__Stated problem__
Copy the data precisely, keeping every character.

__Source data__

>> BEGIN

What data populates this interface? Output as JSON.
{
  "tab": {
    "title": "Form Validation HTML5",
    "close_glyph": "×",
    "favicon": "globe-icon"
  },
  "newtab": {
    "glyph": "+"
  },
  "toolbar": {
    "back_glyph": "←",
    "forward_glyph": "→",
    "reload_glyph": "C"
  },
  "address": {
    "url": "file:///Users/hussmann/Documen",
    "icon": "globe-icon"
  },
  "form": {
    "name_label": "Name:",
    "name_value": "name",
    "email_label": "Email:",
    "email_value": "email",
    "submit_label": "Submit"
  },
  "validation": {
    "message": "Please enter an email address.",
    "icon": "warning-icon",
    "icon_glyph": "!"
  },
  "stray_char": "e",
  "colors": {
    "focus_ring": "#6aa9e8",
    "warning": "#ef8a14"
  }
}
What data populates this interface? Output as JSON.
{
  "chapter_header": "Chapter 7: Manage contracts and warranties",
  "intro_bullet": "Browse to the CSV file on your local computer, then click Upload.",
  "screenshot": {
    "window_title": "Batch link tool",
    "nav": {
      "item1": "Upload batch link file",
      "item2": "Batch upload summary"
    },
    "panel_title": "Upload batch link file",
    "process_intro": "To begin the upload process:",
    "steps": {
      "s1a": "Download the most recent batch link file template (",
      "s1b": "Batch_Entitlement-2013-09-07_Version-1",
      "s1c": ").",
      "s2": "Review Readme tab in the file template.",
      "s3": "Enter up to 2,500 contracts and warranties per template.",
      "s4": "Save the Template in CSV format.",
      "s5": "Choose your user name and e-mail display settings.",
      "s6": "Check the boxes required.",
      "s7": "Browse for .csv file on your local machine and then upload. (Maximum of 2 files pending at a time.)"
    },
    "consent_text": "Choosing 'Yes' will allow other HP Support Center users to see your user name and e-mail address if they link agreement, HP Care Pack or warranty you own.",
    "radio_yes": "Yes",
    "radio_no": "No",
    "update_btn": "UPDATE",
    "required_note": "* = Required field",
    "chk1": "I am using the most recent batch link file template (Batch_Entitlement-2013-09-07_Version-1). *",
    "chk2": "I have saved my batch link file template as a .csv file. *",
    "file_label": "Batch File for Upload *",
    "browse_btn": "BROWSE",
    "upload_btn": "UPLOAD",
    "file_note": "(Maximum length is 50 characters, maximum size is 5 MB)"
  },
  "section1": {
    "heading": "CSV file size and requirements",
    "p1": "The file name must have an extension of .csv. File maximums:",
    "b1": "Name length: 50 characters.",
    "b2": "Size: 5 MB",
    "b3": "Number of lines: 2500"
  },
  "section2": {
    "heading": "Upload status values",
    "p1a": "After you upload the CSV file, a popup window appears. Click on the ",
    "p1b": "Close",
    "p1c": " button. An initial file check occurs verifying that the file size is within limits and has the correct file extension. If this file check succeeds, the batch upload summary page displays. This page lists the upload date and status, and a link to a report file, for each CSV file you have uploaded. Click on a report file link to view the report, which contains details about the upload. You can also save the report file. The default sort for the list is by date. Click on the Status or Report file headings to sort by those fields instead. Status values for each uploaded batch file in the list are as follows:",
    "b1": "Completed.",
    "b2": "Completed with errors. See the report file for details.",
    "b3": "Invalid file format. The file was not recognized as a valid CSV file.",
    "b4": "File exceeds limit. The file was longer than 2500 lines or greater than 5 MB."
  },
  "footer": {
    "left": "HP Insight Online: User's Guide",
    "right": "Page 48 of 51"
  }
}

>> END

__The output__
What data populates this interface? Output as JSON.
{
  "tab": {
    "title": "Form Validation HTML5",
    "close_glyph": "×",
    "favicon": "globe-icon"
  },
  "newtab": {
    "glyph": "+"
  },
  "toolbar": {
    "back_glyph": "←",
    "forward_glyph": "→",
    "reload_glyph": "C"
  },
  "address": {
    "url": "file:///Users/hussmann/Documen",
    "icon": "globe-icon"
  },
  "form": {
    "name_label": "Name:",
    "name_value": "name",
    "email_label": "Email:",
    "email_value": "email",
    "submit_label": "Submit"
  },
  "validation": {
    "message": "Please enter an email address.",
    "icon": "warning-icon",
    "icon_glyph": "!"
  },
  "stray_char": "e",
  "colors": {
    "focus_ring": "#6aa9e8",
    "warning": "#ef8a14"
  }
}
What data populates this interface? Output as JSON.
{
  "chapter_header": "Chapter 7: Manage contracts and warranties",
  "intro_bullet": "Browse to the CSV file on your local computer, then click Upload.",
  "screenshot": {
    "window_title": "Batch link tool",
    "nav": {
      "item1": "Upload batch link file",
      "item2": "Batch upload summary"
    },
    "panel_title": "Upload batch link file",
    "process_intro": "To begin the upload process:",
    "steps": {
      "s1a": "Download the most recent batch link file template (",
      "s1b": "Batch_Entitlement-2013-09-07_Version-1",
      "s1c": ").",
      "s2": "Review Readme tab in the file template.",
      "s3": "Enter up to 2,500 contracts and warranties per template.",
      "s4": "Save the Template in CSV format.",
      "s5": "Choose your user name and e-mail display settings.",
      "s6": "Check the boxes required.",
      "s7": "Browse for .csv file on your local machine and then upload. (Maximum of 2 files pending at a time.)"
    },
    "consent_text": "Choosing 'Yes' will allow other HP Support Center users to see your user name and e-mail address if they link agreement, HP Care Pack or warranty you own.",
    "radio_yes": "Yes",
    "radio_no": "No",
    "update_btn": "UPDATE",
    "required_note": "* = Required field",
    "chk1": "I am using the most recent batch link file template (Batch_Entitlement-2013-09-07_Version-1). *",
    "chk2": "I have saved my batch link file template as a .csv file. *",
    "file_label": "Batch File for Upload *",
    "browse_btn": "BROWSE",
    "upload_btn": "UPLOAD",
    "file_note": "(Maximum length is 50 characters, maximum size is 5 MB)"
  },
  "section1": {
    "heading": "CSV file size and requirements",
    "p1": "The file name must have an extension of .csv. File maximums:",
    "b1": "Name length: 50 characters.",
    "b2": "Size: 5 MB",
    "b3": "Number of lines: 2500"
  },
  "section2": {
    "heading": "Upload status values",
    "p1a": "After you upload the CSV file, a popup window appears. Click on the ",
    "p1b": "Close",
    "p1c": " button. An initial file check occurs verifying that the file size is within limits and has the correct file extension. If this file check succeeds, the batch upload summary page displays. This page lists the upload date and status, and a link to a report file, for each CSV file you have uploaded. Click on a report file link to view the report, which contains details about the upload. You can also save the report file. The default sort for the list is by date. Click on the Status or Report file headings to sort by those fields instead. Status values for each uploaded batch file in the list are as follows:",
    "b1": "Completed.",
    "b2": "Completed with errors. See the report file for details.",
    "b3": "Invalid file format. The file was not recognized as a valid CSV file.",
    "b4": "File exceeds limit. The file was longer than 2500 lines or greater than 5 MB."
  },
  "footer": {
    "left": "HP Insight Online: User's Guide",
    "right": "Page 48 of 51"
  }
}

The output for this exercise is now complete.